# TASK DESCRIPTION
Out of the lines in this data, how many include "поведения"? Give the number and nothing else.

# AVAILABLE DATA
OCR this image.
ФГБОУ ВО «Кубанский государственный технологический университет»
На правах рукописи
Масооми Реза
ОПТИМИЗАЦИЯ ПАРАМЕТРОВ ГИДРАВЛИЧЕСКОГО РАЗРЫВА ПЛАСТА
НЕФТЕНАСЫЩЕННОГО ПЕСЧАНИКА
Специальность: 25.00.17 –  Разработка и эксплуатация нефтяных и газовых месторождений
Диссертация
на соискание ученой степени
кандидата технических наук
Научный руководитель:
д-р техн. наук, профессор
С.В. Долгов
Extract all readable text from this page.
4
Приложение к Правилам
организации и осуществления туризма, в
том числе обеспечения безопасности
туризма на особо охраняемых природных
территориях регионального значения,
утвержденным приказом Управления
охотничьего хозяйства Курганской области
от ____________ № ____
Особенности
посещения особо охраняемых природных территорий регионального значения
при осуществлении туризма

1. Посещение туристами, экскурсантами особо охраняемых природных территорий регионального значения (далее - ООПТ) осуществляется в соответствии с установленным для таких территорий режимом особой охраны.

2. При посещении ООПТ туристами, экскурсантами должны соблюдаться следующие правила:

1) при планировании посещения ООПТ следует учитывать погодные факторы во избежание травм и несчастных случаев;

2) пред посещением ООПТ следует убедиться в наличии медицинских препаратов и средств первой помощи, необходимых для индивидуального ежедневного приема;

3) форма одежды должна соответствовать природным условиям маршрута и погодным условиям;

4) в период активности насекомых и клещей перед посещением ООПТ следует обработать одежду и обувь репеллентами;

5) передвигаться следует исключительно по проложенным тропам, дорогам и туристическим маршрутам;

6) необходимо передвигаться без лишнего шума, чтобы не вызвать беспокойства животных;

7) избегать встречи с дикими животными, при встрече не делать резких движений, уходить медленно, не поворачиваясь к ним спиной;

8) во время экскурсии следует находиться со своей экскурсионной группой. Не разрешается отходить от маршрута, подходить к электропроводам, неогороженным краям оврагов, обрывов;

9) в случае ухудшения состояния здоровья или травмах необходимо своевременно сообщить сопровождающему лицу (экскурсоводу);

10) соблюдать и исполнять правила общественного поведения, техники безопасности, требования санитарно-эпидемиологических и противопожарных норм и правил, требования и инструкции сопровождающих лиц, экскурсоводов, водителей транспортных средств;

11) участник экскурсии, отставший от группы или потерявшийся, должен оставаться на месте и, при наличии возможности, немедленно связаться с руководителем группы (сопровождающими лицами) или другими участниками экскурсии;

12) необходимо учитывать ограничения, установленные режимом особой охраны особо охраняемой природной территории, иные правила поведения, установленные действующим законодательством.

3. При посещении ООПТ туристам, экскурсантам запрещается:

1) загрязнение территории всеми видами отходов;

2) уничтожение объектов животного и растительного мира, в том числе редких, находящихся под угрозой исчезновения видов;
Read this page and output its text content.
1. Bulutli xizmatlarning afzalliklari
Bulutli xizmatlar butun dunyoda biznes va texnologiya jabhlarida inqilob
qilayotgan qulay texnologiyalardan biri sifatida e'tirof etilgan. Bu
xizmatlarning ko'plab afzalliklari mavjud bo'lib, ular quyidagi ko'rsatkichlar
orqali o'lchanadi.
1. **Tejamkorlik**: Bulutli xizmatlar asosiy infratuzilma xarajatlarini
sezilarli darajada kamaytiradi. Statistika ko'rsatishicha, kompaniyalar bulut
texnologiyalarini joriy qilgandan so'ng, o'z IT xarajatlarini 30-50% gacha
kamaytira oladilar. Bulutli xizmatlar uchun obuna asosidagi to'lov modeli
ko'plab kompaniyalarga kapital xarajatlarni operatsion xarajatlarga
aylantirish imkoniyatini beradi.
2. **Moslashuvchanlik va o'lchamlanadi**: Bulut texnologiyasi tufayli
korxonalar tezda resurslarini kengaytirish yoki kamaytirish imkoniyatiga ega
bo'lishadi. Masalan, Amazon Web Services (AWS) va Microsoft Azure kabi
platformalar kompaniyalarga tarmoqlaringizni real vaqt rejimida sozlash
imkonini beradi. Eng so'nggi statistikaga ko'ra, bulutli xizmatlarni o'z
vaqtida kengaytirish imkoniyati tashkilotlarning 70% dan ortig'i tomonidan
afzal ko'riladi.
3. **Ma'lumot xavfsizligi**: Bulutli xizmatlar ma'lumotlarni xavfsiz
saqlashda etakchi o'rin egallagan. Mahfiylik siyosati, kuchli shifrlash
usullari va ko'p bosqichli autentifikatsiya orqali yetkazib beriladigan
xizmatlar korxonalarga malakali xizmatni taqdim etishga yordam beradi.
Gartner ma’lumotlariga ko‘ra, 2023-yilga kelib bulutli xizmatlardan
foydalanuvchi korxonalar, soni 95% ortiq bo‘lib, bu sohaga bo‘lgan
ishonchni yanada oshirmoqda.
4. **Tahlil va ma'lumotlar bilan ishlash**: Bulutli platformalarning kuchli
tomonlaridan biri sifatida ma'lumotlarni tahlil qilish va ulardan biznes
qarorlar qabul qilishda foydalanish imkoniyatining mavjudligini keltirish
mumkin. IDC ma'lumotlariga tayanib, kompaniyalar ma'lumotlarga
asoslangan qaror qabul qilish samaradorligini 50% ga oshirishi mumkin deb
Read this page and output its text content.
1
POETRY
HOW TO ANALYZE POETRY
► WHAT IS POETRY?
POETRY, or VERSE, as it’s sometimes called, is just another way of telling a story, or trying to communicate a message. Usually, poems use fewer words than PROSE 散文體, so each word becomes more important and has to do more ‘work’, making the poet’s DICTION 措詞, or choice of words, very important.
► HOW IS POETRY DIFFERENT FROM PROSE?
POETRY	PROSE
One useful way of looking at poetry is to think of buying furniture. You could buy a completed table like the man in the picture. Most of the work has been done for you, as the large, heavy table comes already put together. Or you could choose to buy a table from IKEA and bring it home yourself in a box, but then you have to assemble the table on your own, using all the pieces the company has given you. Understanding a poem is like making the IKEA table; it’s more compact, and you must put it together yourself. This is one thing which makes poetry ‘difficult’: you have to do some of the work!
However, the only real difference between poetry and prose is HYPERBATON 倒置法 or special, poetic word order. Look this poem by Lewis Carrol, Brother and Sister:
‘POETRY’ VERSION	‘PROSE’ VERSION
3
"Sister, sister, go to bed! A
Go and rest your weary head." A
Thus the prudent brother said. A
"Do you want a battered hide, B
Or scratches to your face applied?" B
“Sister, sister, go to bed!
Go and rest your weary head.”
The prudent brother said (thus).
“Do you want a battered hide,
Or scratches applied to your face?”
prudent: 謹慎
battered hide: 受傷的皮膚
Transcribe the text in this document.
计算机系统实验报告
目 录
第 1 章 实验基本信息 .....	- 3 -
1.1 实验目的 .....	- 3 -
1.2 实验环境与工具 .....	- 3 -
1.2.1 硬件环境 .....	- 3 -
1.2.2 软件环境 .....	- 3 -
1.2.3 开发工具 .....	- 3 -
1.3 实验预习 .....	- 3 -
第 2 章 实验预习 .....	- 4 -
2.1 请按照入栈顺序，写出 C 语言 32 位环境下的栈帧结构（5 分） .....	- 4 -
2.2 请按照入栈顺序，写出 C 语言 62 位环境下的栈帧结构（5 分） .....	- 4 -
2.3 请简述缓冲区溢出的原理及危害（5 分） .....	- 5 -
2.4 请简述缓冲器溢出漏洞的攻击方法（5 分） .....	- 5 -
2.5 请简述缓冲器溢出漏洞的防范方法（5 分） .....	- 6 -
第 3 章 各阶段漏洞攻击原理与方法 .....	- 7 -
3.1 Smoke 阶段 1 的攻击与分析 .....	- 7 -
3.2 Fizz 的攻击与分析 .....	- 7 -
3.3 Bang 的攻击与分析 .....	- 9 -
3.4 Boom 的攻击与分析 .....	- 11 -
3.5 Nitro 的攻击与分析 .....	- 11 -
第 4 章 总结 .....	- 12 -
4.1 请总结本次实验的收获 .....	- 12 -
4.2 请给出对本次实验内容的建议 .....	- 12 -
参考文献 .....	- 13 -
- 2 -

# TASK ANSWER
2